**WRITTEN TASK**
Copy every line of the records below verbatim, leaving out the pictures.

**DATASET EXCERPTS**
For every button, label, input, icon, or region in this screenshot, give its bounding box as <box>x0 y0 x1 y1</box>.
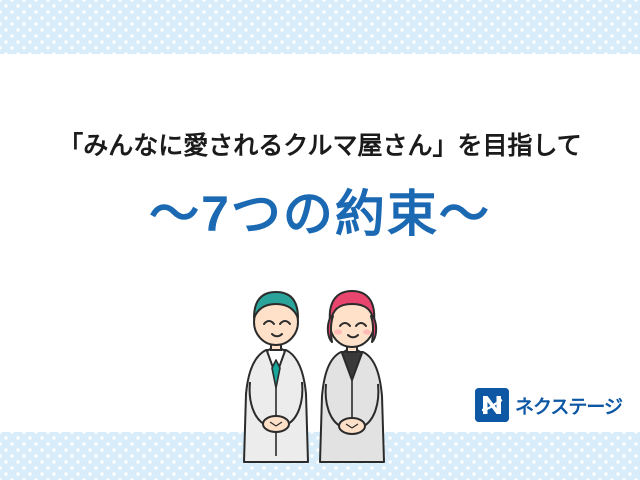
promo-banner: 「みんなに愛されるクルマ屋さん」を目指して ～7つの約束～ <box>0 0 640 480</box>
nexstage-n-mark-icon <box>475 388 509 422</box>
subheadline-text: ～7つの約束～ <box>0 174 640 246</box>
female-staff-figure <box>320 291 384 462</box>
headline-text: 「みんなに愛されるクルマ屋さん」を目指して <box>0 126 640 162</box>
white-content-card: 「みんなに愛されるクルマ屋さん」を目指して ～7つの約束～ <box>0 54 640 432</box>
two-staff-bowing-illustration <box>236 272 416 472</box>
nexstage-logo: ネクステージ <box>475 388 622 422</box>
dot-pattern-top <box>0 0 640 54</box>
nexstage-logo-text: ネクステージ <box>515 392 622 419</box>
male-staff-figure <box>244 292 308 462</box>
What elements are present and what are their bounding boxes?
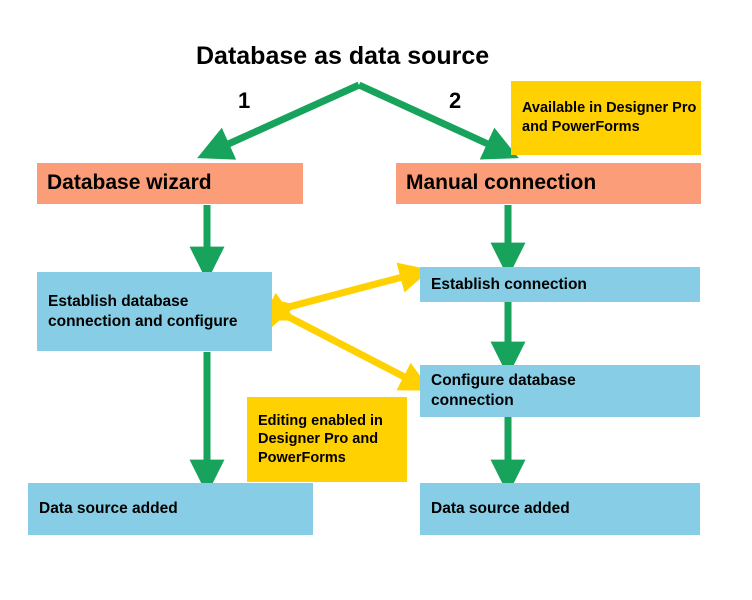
node-label: Database wizard <box>47 170 303 197</box>
page-title: Database as data source <box>196 42 489 71</box>
note-line: Designer Pro and <box>258 430 407 449</box>
green-branch-arrow-right <box>359 85 501 150</box>
node-data-source-added-left: Data source added <box>28 483 313 535</box>
note-line: Editing enabled in <box>258 412 407 431</box>
node-label: Manual connection <box>406 170 701 197</box>
node-label: Data source added <box>431 499 700 519</box>
note-line: and PowerForms <box>522 118 701 137</box>
node-label: Establish database <box>48 292 272 312</box>
branch-label-1: 1 <box>238 88 250 114</box>
node-label: Establish connection <box>431 275 700 295</box>
diagram-canvas: Database as data source 1 2 Available in… <box>0 0 752 600</box>
yellow-link-arrow-to-configure-connection <box>281 313 416 383</box>
node-database-wizard: Database wizard <box>37 163 303 204</box>
node-label: connection <box>431 391 700 411</box>
note-editing-enabled-in-designer-pro: Editing enabled in Designer Pro and Powe… <box>247 397 407 482</box>
green-branch-arrow-left <box>215 85 359 150</box>
note-line: Available in Designer Pro <box>522 99 701 118</box>
branch-label-2: 2 <box>449 88 461 114</box>
note-line: PowerForms <box>258 449 407 468</box>
node-establish-database-connection-and-configure: Establish database connection and config… <box>37 272 272 351</box>
node-establish-connection: Establish connection <box>420 267 700 302</box>
node-configure-database-connection: Configure database connection <box>420 365 700 417</box>
node-label: Data source added <box>39 499 313 519</box>
node-data-source-added-right: Data source added <box>420 483 700 535</box>
yellow-link-arrow-to-establish-connection <box>281 274 414 309</box>
note-available-in-designer-pro: Available in Designer Pro and PowerForms <box>511 81 701 155</box>
node-label: connection and configure <box>48 312 272 332</box>
node-label: Configure database <box>431 371 700 391</box>
node-manual-connection: Manual connection <box>396 163 701 204</box>
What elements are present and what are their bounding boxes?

**SOLVED PROBLEM**
For every button, label, input, icon, or region in this screenshot, give its bounding box as <box>x0 y0 x1 y1</box>.
promo-banner: 「みんなに愛されるクルマ屋さん」を目指して ～7つの約束～ <box>0 0 640 480</box>
nexstage-n-mark-icon <box>475 388 509 422</box>
subheadline-text: ～7つの約束～ <box>0 174 640 246</box>
female-staff-figure <box>320 291 384 462</box>
headline-text: 「みんなに愛されるクルマ屋さん」を目指して <box>0 126 640 162</box>
white-content-card: 「みんなに愛されるクルマ屋さん」を目指して ～7つの約束～ <box>0 54 640 432</box>
two-staff-bowing-illustration <box>236 272 416 472</box>
nexstage-logo: ネクステージ <box>475 388 622 422</box>
dot-pattern-top <box>0 0 640 54</box>
nexstage-logo-text: ネクステージ <box>515 392 622 419</box>
male-staff-figure <box>244 292 308 462</box>
What elements are present and what are their bounding boxes?
node-label: Database wizard <box>47 170 303 197</box>
page-title: Database as data source <box>196 42 489 71</box>
note-line: Designer Pro and <box>258 430 407 449</box>
green-branch-arrow-right <box>359 85 501 150</box>
node-data-source-added-left: Data source added <box>28 483 313 535</box>
note-line: Editing enabled in <box>258 412 407 431</box>
node-label: Manual connection <box>406 170 701 197</box>
node-label: Data source added <box>431 499 700 519</box>
note-line: and PowerForms <box>522 118 701 137</box>
node-label: Establish database <box>48 292 272 312</box>
branch-label-1: 1 <box>238 88 250 114</box>
node-label: Establish connection <box>431 275 700 295</box>
diagram-canvas: Database as data source 1 2 Available in… <box>0 0 752 600</box>
yellow-link-arrow-to-configure-connection <box>281 313 416 383</box>
node-database-wizard: Database wizard <box>37 163 303 204</box>
node-label: connection <box>431 391 700 411</box>
note-editing-enabled-in-designer-pro: Editing enabled in Designer Pro and Powe… <box>247 397 407 482</box>
green-branch-arrow-left <box>215 85 359 150</box>
note-line: Available in Designer Pro <box>522 99 701 118</box>
branch-label-2: 2 <box>449 88 461 114</box>
note-line: PowerForms <box>258 449 407 468</box>
node-establish-database-connection-and-configure: Establish database connection and config… <box>37 272 272 351</box>
node-establish-connection: Establish connection <box>420 267 700 302</box>
node-configure-database-connection: Configure database connection <box>420 365 700 417</box>
node-label: Data source added <box>39 499 313 519</box>
node-data-source-added-right: Data source added <box>420 483 700 535</box>
yellow-link-arrow-to-establish-connection <box>281 274 414 309</box>
note-available-in-designer-pro: Available in Designer Pro and PowerForms <box>511 81 701 155</box>
node-label: connection and configure <box>48 312 272 332</box>
node-label: Configure database <box>431 371 700 391</box>
node-manual-connection: Manual connection <box>396 163 701 204</box>
What elements are present and what are their bounding boxes?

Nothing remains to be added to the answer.